Exercise set:
**A)** Please print the passage of the Larrabee thread from "Have you ever" up to and including "within said chip.", word for word.
**B)** Translate this sentence from the Larrabee thread into Spanish: "If maximum performance and low power consumption was the only thing that mattered, we'd have a custom chip for every application out there."
===== Document text
22 nm Larrabee

IMR can't copy because IMR just read the raw untessellated mesh once, but for TBDR it's three times, one for raw geometry, 2 for "compressed" W/R. Unless the compressed size is 0, it's higher bandwidth for TBDR. I can't see how it could be an advantage.
You need to remember that RAM is not really RAM - it much prefers very large contiguous reads and writes to be efficient.
 
You're (still) not looking at the entire picture.

If maximum performance and low power consumption was the only thing that mattered, we'd have a custom chip for every application out there.

Have you ever looked a mobile phone?

Clearly though there's value in having chips which can perform more than one task adequately.

Yes there is. However, that says nothing about the individual blocks within said chip.

Even GPUs are continually evolving into more generic devices, sacrificing raw performance and power efficiency, because that makes them more efficient at complex workloads. The value of a homogeneous CPU capable of performing the IGP's task goes way beyond graphics. It even goes beyond the value of Larrabee, without having to compete with high-end dedicated devices.

It's only valuable if it's at a reasonable power, performance and area cost. If your power is 2X worse, you're screwed. And what you've been talking about is something more along the lines of 4-8X worse. Unless the world drastically change and doing full screen 1080p rendering with full special effects only takes a few milliwatts, it's just not going to happen.

Besides, you can't claim it's a giant step backwards without proof or strong indications that FMA, gather/scatter and AVX-1024 don't suffice to increase performance and reduce power consumption sufficiently to make it work.

You know it's funny. I never seem to recall Intel announcing that CPU cores would get 64B vectors or scatter/gather. Maybe you can point me to that roadmap?

David
 
RV770's shader and texture units take 40% of its die space. Reducing it to R600 computing power would save about 30% of die space. This appears to closely correlate with the transistor count difference (also note its memory controller is less wide).
==========
===== Information shown
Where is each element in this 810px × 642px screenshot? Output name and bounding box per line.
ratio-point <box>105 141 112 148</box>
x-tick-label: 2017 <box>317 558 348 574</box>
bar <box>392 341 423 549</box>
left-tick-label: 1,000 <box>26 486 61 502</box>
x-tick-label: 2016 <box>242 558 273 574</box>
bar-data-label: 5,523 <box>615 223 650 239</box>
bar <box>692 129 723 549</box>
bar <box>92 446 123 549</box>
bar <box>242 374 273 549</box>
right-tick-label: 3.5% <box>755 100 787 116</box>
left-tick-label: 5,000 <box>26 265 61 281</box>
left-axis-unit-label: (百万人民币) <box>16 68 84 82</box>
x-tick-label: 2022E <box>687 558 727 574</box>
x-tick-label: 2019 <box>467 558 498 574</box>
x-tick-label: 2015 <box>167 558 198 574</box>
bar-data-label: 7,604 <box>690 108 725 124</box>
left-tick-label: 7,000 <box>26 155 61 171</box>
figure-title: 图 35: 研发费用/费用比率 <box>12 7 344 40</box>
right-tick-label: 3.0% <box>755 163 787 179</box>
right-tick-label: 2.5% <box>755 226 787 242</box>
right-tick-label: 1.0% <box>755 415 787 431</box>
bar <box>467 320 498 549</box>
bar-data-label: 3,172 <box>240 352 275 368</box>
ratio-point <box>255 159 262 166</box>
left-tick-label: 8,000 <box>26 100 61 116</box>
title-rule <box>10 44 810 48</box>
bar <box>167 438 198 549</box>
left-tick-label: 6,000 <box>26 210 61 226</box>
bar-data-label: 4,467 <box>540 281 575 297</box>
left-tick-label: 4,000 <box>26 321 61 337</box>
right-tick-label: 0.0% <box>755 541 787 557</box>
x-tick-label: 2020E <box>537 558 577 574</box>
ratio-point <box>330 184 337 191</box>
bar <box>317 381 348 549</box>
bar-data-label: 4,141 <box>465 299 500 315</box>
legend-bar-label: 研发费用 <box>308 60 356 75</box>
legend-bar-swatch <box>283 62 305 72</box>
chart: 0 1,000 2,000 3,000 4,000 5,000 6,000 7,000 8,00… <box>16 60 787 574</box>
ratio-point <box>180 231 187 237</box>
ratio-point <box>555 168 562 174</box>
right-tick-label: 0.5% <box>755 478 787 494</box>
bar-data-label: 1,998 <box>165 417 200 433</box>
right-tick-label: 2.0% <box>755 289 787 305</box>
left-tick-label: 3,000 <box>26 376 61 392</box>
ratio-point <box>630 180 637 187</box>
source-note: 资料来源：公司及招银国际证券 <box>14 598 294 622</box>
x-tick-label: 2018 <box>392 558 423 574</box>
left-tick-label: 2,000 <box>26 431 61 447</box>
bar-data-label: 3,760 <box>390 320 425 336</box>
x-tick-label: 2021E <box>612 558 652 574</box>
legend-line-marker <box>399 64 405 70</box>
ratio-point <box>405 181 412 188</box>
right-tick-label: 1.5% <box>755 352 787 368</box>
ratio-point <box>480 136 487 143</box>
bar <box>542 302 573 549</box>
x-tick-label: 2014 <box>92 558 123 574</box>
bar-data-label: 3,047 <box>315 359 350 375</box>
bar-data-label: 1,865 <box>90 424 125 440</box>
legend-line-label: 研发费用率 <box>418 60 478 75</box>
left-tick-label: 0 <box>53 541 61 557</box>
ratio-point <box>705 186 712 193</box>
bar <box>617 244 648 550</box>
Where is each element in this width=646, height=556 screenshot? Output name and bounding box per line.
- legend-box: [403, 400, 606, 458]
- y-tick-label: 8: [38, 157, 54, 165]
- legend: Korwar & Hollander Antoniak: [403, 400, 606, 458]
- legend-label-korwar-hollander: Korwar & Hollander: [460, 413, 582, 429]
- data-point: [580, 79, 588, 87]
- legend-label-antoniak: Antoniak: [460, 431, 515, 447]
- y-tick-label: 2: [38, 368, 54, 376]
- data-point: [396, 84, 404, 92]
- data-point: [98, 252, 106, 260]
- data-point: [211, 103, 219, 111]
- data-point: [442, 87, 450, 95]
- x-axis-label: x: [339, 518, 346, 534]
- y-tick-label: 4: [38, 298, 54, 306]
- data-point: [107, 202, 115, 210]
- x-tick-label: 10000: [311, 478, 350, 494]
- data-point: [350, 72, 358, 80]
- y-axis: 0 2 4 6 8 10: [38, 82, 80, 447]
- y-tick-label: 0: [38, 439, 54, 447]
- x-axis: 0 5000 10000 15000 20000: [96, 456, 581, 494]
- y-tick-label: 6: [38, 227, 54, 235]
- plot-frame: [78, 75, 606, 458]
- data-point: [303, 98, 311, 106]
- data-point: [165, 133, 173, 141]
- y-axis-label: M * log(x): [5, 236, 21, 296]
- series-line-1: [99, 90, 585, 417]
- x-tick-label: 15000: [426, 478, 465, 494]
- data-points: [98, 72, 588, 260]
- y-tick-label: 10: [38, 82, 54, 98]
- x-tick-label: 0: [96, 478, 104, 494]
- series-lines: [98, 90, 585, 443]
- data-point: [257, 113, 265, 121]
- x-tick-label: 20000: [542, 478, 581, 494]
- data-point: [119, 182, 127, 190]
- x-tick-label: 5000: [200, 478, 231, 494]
==========
Solution set:
**A)**
Have you ever looked a mobile phone?

Clearly though there's value in having chips which can perform more than one task adequately.

Yes there is. However, that says nothing about the individual blocks within said chip.

**B)** Si el máximo rendimiento y el bajo consumo de energía fueran lo único que importara, tendríamos un chip personalizado para cada aplicación que existe.